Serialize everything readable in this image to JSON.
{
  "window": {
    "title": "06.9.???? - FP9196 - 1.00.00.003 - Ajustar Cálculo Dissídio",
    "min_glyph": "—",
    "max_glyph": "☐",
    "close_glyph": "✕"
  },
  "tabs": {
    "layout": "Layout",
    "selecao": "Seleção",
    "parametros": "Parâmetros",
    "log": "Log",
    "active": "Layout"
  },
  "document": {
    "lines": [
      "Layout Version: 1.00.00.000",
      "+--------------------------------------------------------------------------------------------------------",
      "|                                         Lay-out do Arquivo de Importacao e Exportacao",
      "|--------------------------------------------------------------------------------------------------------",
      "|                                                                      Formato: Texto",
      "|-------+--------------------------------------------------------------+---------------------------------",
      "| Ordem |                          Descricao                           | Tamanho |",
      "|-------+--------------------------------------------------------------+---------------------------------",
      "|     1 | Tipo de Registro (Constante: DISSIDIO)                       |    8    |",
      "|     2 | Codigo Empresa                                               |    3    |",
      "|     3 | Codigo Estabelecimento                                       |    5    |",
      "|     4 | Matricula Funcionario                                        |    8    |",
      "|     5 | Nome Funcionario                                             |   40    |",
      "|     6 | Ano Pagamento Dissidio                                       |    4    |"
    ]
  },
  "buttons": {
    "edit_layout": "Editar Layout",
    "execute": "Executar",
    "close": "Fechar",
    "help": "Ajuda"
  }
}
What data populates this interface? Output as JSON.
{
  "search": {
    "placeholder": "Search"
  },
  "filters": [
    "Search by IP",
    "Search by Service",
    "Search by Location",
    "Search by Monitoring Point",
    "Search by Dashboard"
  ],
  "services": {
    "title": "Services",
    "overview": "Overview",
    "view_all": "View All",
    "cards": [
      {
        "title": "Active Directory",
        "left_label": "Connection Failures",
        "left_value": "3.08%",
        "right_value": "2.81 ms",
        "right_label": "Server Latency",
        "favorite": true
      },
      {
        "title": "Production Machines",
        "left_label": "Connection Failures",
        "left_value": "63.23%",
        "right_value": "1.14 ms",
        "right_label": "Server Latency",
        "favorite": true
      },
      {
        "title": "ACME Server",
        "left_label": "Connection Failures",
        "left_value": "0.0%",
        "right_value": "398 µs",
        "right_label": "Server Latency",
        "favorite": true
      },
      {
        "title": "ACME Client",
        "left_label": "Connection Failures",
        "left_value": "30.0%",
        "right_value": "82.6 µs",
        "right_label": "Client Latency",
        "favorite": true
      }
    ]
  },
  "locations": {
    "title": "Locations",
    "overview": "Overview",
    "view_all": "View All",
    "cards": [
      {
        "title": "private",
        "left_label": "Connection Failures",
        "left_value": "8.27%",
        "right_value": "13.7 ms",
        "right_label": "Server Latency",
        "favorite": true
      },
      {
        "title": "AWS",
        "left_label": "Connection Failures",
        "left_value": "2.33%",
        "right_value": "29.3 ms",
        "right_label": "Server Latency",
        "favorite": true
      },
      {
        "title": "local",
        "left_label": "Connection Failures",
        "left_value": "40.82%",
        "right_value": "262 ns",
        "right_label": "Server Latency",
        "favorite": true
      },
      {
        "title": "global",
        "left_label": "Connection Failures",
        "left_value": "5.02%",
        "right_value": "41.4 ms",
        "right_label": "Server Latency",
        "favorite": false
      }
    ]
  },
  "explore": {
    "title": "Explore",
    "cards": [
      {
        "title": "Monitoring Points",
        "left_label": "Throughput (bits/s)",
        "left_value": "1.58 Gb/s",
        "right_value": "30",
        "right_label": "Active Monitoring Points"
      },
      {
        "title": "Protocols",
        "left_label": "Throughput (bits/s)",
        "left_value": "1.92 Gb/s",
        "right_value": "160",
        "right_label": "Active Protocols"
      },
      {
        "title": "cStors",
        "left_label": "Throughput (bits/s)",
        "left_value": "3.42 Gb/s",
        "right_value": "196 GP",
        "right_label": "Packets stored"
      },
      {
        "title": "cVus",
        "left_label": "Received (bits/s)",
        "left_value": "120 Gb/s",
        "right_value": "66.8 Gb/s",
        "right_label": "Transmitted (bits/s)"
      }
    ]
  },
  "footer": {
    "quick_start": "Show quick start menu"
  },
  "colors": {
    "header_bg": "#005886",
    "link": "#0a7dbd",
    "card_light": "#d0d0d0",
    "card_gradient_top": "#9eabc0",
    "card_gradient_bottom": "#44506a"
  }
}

What you have to do »
Exactly reproduce every line of the records.

Answer to this problem »
Serialize everything readable in this image to JSON.
{
  "window": {
    "title": "06.9.???? - FP9196 - 1.00.00.003 - Ajustar Cálculo Dissídio",
    "min_glyph": "—",
    "max_glyph": "☐",
    "close_glyph": "✕"
  },
  "tabs": {
    "layout": "Layout",
    "selecao": "Seleção",
    "parametros": "Parâmetros",
    "log": "Log",
    "active": "Layout"
  },
  "document": {
    "lines": [
      "Layout Version: 1.00.00.000",
      "+--------------------------------------------------------------------------------------------------------",
      "|                                         Lay-out do Arquivo de Importacao e Exportacao",
      "|--------------------------------------------------------------------------------------------------------",
      "|                                                                      Formato: Texto",
      "|-------+--------------------------------------------------------------+---------------------------------",
      "| Ordem |                          Descricao                           | Tamanho |",
      "|-------+--------------------------------------------------------------+---------------------------------",
      "|     1 | Tipo de Registro (Constante: DISSIDIO)                       |    8    |",
      "|     2 | Codigo Empresa                                               |    3    |",
      "|     3 | Codigo Estabelecimento                                       |    5    |",
      "|     4 | Matricula Funcionario                                        |    8    |",
      "|     5 | Nome Funcionario                                             |   40    |",
      "|     6 | Ano Pagamento Dissidio                                       |    4    |"
    ]
  },
  "buttons": {
    "edit_layout": "Editar Layout",
    "execute": "Executar",
    "close": "Fechar",
    "help": "Ajuda"
  }
}
What data populates this interface? Output as JSON.
{
  "search": {
    "placeholder": "Search"
  },
  "filters": [
    "Search by IP",
    "Search by Service",
    "Search by Location",
    "Search by Monitoring Point",
    "Search by Dashboard"
  ],
  "services": {
    "title": "Services",
    "overview": "Overview",
    "view_all": "View All",
    "cards": [
      {
        "title": "Active Directory",
        "left_label": "Connection Failures",
        "left_value": "3.08%",
        "right_value": "2.81 ms",
        "right_label": "Server Latency",
        "favorite": true
      },
      {
        "title": "Production Machines",
        "left_label": "Connection Failures",
        "left_value": "63.23%",
        "right_value": "1.14 ms",
        "right_label": "Server Latency",
        "favorite": true
      },
      {
        "title": "ACME Server",
        "left_label": "Connection Failures",
        "left_value": "0.0%",
        "right_value": "398 µs",
        "right_label": "Server Latency",
        "favorite": true
      },
      {
        "title": "ACME Client",
        "left_label": "Connection Failures",
        "left_value": "30.0%",
        "right_value": "82.6 µs",
        "right_label": "Client Latency",
        "favorite": true
      }
    ]
  },
  "locations": {
    "title": "Locations",
    "overview": "Overview",
    "view_all": "View All",
    "cards": [
      {
        "title": "private",
        "left_label": "Connection Failures",
        "left_value": "8.27%",
        "right_value": "13.7 ms",
        "right_label": "Server Latency",
        "favorite": true
      },
      {
        "title": "AWS",
        "left_label": "Connection Failures",
        "left_value": "2.33%",
        "right_value": "29.3 ms",
        "right_label": "Server Latency",
        "favorite": true
      },
      {
        "title": "local",
        "left_label": "Connection Failures",
        "left_value": "40.82%",
        "right_value": "262 ns",
        "right_label": "Server Latency",
        "favorite": true
      },
      {
        "title": "global",
        "left_label": "Connection Failures",
        "left_value": "5.02%",
        "right_value": "41.4 ms",
        "right_label": "Server Latency",
        "favorite": false
      }
    ]
  },
  "explore": {
    "title": "Explore",
    "cards": [
      {
        "title": "Monitoring Points",
        "left_label": "Throughput (bits/s)",
        "left_value": "1.58 Gb/s",
        "right_value": "30",
        "right_label": "Active Monitoring Points"
      },
      {
        "title": "Protocols",
        "left_label": "Throughput (bits/s)",
        "left_value": "1.92 Gb/s",
        "right_value": "160",
        "right_label": "Active Protocols"
      },
      {
        "title": "cStors",
        "left_label": "Throughput (bits/s)",
        "left_value": "3.42 Gb/s",
        "right_value": "196 GP",
        "right_label": "Packets stored"
      },
      {
        "title": "cVus",
        "left_label": "Received (bits/s)",
        "left_value": "120 Gb/s",
        "right_value": "66.8 Gb/s",
        "right_label": "Transmitted (bits/s)"
      }
    ]
  },
  "footer": {
    "quick_start": "Show quick start menu"
  },
  "colors": {
    "header_bg": "#005886",
    "link": "#0a7dbd",
    "card_light": "#d0d0d0",
    "card_gradient_top": "#9eabc0",
    "card_gradient_bottom": "#44506a"
  }
}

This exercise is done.